- _What you are asked to do_: Answer with nothing but a number: how many lines include the word "header"?

- _Entries shown_:
** start **
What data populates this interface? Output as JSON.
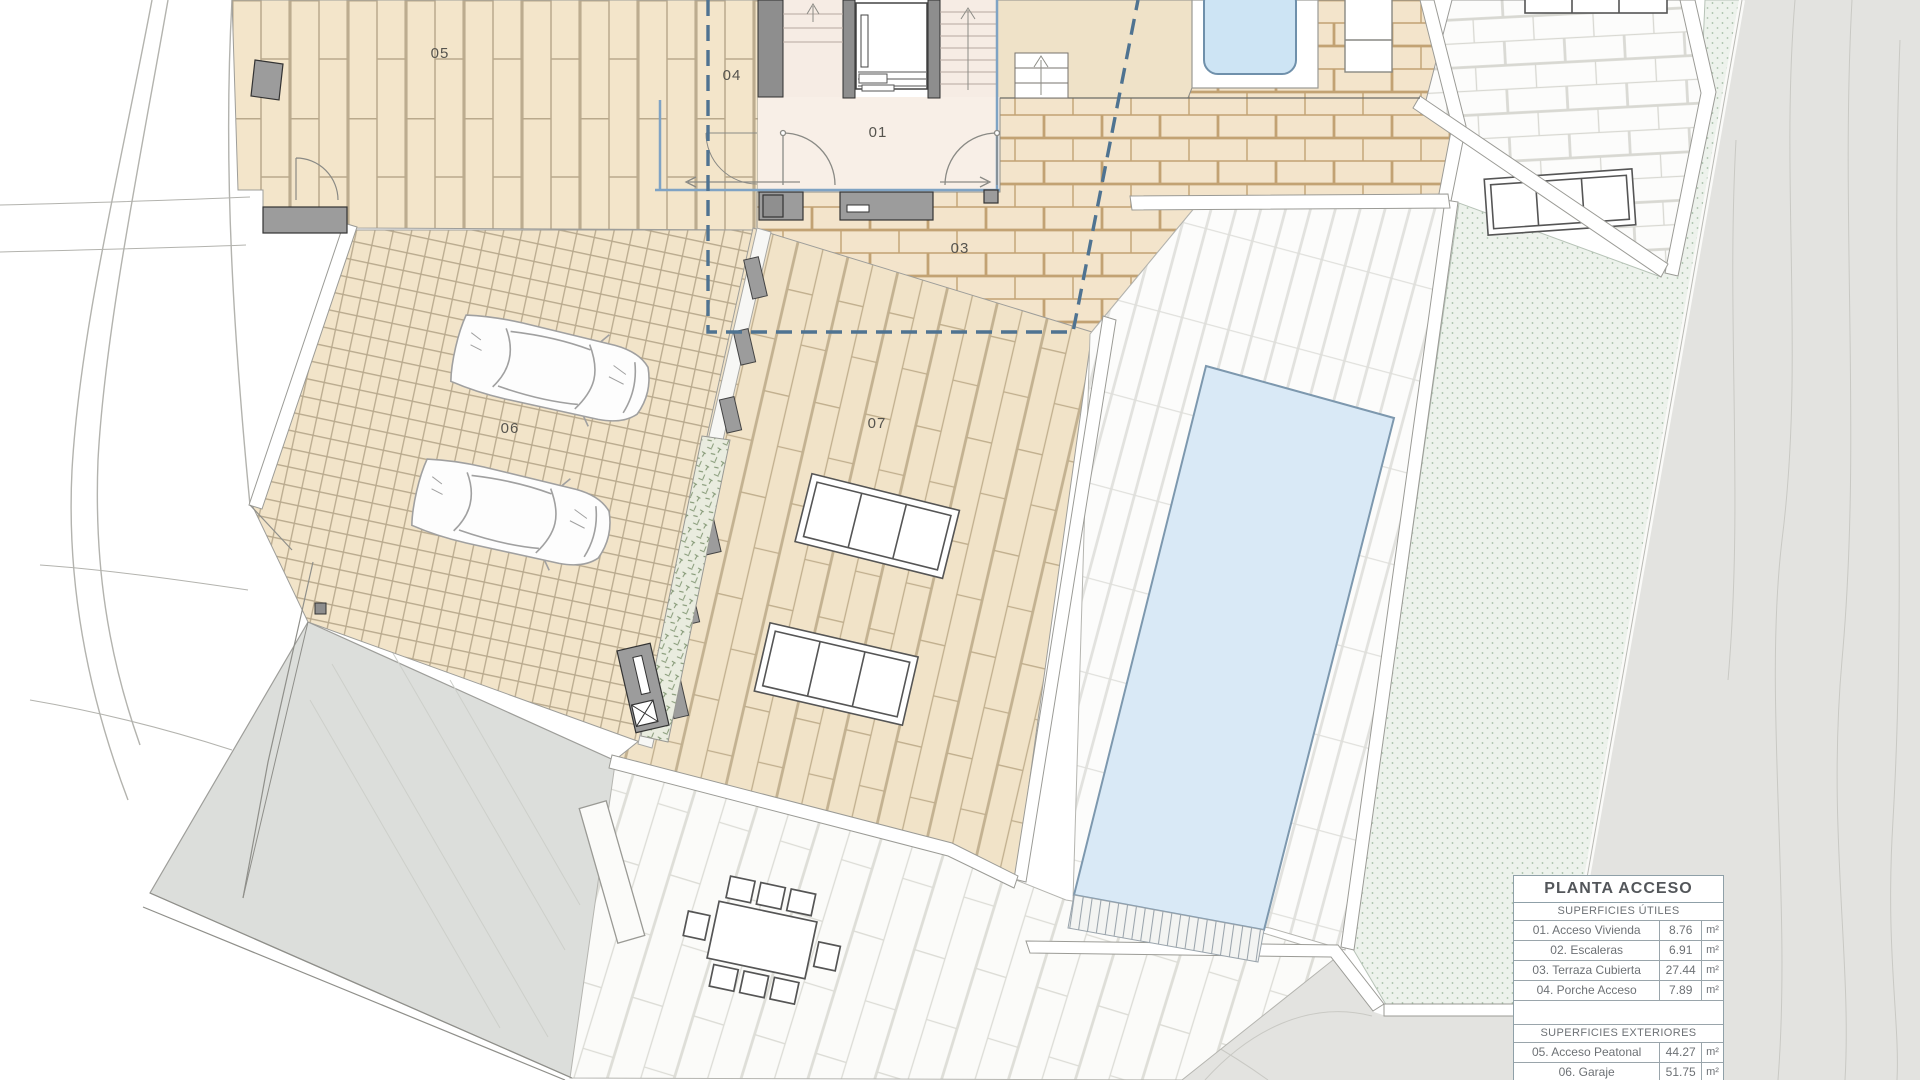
{
  "plan": {
    "labels": {
      "l01": "01",
      "l03": "03",
      "l04": "04",
      "l05": "05",
      "l06": "06",
      "l07": "07"
    }
  },
  "legend": {
    "title": "PLANTA ACCESO",
    "sections": [
      {
        "header": "SUPERFICIES ÚTILES",
        "rows": [
          {
            "name": "01. Acceso Vivienda",
            "value": "8.76",
            "unit": "m²"
          },
          {
            "name": "02. Escaleras",
            "value": "6.91",
            "unit": "m²"
          },
          {
            "name": "03. Terraza Cubierta",
            "value": "27.44",
            "unit": "m²"
          },
          {
            "name": "04. Porche Acceso",
            "value": "7.89",
            "unit": "m²"
          }
        ]
      },
      {
        "header": "SUPERFICIES EXTERIORES",
        "rows": [
          {
            "name": "05. Acceso Peatonal",
            "value": "44.27",
            "unit": "m²"
          },
          {
            "name": "06. Garaje",
            "value": "51.75",
            "unit": "m²"
          }
        ]
      }
    ]
  },
  "colors": {
    "paving_beige": "#f3e5ca",
    "brick_joint": "#c2a273",
    "pool_water": "#d9e9f6",
    "jacuzzi_water": "#cde4f4",
    "roof_dash": "#4f7391",
    "glazing_blue": "#7fa3c4",
    "garden_green": "#edf2ec",
    "terrain_gray": "#e3e3e0",
    "wall_gray": "#9c9c9c"
  }
}
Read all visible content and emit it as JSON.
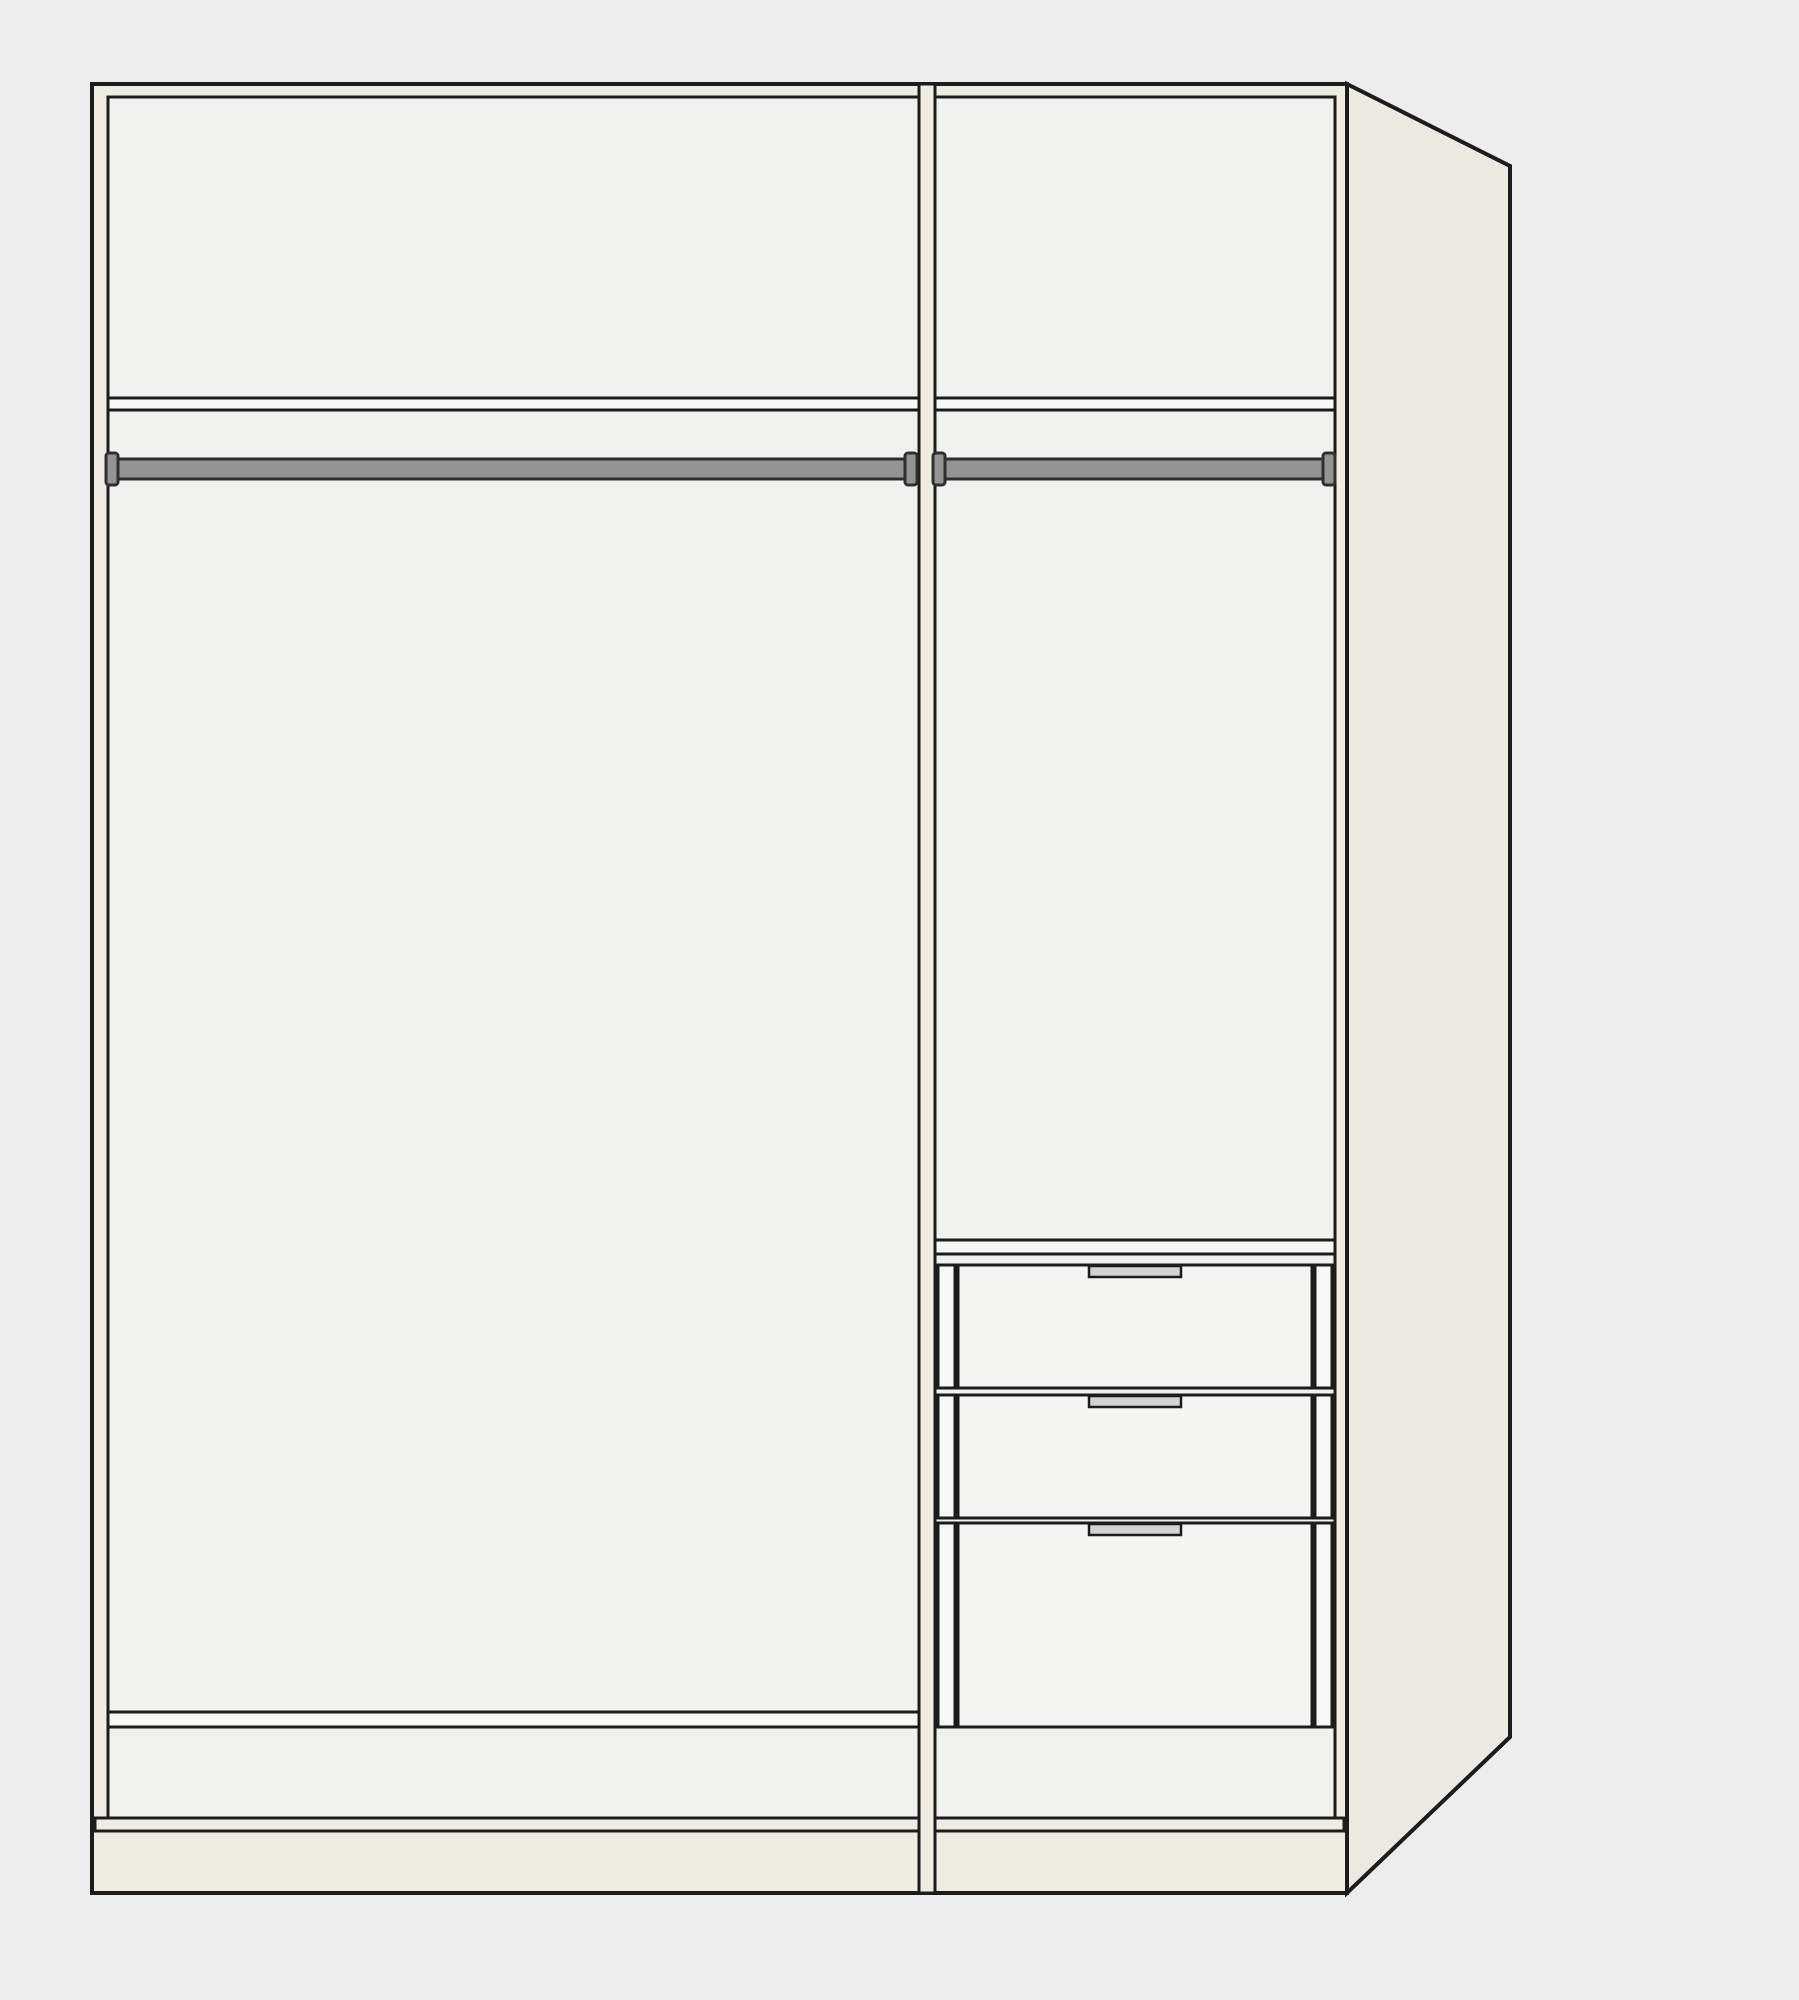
{
  "meta": {
    "drawing_type": "wardrobe-interior-configuration",
    "view": "front-with-right-side-perspective"
  },
  "colors": {
    "background": "#EDEDEE",
    "outline": "#1C1C1C",
    "frame": "#EFECE2",
    "side_panel": "#ECE9E0",
    "interior": "#F1F1F0",
    "board": "#F7F7F5",
    "drawer_front": "#F4F4F3",
    "rail": "#949494",
    "rail_edge": "#2F2F2F",
    "handle": "#D2D2D0"
  },
  "wardrobe": {
    "section_count": 2,
    "left_section": {
      "components": [
        "top-shelf",
        "clothes-rail",
        "bottom-shelf"
      ],
      "drawer_count": 0
    },
    "right_section": {
      "components": [
        "top-shelf",
        "clothes-rail",
        "drawer-unit"
      ],
      "drawer_count": 3,
      "drawers": [
        "drawer-1",
        "drawer-2",
        "drawer-3"
      ],
      "handle_style": "recessed-grip"
    }
  }
}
** end **
- _Answer to this task_: 2